WHAT THIS TASK INVOLVES
Collect each line of the entries that holds the string "Ocak".

────────

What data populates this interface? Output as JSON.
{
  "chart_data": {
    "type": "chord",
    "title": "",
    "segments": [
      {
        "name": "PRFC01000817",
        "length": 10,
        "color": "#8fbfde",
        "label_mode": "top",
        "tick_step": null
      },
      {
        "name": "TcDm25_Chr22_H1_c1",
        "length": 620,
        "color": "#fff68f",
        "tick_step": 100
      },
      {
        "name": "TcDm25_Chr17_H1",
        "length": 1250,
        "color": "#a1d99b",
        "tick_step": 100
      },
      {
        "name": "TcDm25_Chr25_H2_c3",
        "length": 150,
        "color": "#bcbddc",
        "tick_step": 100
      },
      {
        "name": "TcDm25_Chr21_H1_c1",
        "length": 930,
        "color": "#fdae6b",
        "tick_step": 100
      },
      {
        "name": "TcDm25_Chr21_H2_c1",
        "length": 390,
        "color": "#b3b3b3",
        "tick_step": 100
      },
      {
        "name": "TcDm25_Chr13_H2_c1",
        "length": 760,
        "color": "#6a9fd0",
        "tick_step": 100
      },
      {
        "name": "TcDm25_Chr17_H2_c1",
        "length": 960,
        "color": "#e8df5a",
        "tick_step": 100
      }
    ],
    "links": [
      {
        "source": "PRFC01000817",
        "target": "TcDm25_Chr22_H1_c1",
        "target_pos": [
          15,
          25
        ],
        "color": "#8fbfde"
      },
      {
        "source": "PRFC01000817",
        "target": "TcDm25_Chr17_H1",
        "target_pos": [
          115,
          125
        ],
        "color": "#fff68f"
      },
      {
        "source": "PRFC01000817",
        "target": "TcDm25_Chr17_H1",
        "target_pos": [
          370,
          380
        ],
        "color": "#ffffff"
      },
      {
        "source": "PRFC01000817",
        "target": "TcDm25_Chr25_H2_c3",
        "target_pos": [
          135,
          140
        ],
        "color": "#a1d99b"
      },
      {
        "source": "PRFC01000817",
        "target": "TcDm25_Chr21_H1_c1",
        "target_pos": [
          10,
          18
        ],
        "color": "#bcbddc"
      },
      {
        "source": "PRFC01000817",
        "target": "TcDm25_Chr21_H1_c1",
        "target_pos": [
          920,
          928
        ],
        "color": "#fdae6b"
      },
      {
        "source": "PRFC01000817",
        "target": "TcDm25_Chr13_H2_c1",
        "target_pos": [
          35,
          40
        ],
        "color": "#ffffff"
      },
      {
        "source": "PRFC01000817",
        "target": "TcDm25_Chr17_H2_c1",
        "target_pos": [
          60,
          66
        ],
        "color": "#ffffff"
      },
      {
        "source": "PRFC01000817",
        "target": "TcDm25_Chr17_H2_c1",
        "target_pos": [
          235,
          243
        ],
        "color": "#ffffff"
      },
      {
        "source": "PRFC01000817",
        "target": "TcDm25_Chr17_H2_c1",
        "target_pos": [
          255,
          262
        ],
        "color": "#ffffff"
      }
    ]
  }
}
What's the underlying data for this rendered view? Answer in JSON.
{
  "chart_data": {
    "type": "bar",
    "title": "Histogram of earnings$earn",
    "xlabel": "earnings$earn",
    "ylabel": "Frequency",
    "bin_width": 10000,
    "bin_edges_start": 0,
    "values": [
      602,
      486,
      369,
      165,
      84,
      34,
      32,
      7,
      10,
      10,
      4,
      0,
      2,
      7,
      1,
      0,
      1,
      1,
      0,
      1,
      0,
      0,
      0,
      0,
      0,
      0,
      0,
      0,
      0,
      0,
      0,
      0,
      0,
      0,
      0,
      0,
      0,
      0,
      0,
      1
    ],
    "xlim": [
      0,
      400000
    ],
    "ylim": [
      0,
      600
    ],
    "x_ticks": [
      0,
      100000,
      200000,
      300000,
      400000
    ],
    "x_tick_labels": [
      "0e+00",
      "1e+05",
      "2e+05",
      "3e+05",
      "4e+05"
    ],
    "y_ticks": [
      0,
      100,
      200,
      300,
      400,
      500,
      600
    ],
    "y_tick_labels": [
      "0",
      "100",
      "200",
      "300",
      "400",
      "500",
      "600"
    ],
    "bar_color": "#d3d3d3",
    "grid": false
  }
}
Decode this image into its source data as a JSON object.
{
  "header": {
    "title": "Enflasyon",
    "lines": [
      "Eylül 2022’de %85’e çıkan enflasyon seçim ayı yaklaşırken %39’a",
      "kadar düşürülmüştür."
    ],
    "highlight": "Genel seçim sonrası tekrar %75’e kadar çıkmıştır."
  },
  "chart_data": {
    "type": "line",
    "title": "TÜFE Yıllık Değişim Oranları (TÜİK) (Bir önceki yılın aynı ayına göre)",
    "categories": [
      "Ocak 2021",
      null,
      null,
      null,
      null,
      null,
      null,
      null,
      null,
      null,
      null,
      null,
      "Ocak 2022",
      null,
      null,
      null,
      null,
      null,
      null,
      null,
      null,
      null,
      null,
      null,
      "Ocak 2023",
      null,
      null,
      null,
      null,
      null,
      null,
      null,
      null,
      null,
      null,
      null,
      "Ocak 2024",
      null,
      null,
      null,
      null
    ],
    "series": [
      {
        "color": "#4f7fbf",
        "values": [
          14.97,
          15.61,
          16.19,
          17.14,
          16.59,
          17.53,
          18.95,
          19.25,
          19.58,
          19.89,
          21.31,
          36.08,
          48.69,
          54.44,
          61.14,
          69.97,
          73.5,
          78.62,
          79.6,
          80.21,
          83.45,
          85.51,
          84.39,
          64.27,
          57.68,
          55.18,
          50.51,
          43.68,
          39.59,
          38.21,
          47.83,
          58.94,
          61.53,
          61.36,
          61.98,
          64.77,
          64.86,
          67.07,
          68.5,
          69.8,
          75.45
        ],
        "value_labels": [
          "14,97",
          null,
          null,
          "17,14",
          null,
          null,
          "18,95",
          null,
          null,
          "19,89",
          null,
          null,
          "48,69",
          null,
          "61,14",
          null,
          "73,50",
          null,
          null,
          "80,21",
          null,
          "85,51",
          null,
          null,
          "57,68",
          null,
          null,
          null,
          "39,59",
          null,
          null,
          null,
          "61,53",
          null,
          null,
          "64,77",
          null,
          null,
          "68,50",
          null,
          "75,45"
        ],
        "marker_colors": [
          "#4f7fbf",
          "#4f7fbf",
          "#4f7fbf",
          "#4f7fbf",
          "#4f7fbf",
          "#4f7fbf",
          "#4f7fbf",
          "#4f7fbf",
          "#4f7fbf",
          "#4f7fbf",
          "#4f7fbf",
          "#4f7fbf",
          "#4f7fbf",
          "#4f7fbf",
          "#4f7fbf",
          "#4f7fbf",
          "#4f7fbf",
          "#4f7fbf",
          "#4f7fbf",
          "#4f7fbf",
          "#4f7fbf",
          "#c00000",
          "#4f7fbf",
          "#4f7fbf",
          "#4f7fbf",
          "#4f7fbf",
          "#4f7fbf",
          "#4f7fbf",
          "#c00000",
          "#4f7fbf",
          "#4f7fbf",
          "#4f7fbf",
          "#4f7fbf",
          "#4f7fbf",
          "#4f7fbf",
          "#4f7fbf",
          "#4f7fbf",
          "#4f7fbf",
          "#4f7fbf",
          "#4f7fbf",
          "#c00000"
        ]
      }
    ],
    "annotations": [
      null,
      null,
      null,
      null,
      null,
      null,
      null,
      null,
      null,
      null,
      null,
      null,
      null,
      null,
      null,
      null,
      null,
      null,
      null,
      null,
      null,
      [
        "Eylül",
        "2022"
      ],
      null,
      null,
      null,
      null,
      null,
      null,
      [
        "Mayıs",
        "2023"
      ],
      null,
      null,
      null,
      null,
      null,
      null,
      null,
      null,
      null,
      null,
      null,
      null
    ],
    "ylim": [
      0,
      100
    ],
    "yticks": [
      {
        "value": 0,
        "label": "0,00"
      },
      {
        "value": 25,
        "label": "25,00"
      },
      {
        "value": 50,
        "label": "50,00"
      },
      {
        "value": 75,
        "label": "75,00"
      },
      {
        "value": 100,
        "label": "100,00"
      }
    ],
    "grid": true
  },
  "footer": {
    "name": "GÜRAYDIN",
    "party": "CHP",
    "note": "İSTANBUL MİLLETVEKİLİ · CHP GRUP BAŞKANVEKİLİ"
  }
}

────────

ANSWER FOR THE TASK
      "Ocak 2021",
      "Ocak 2022",
      "Ocak 2023",
      "Ocak 2024",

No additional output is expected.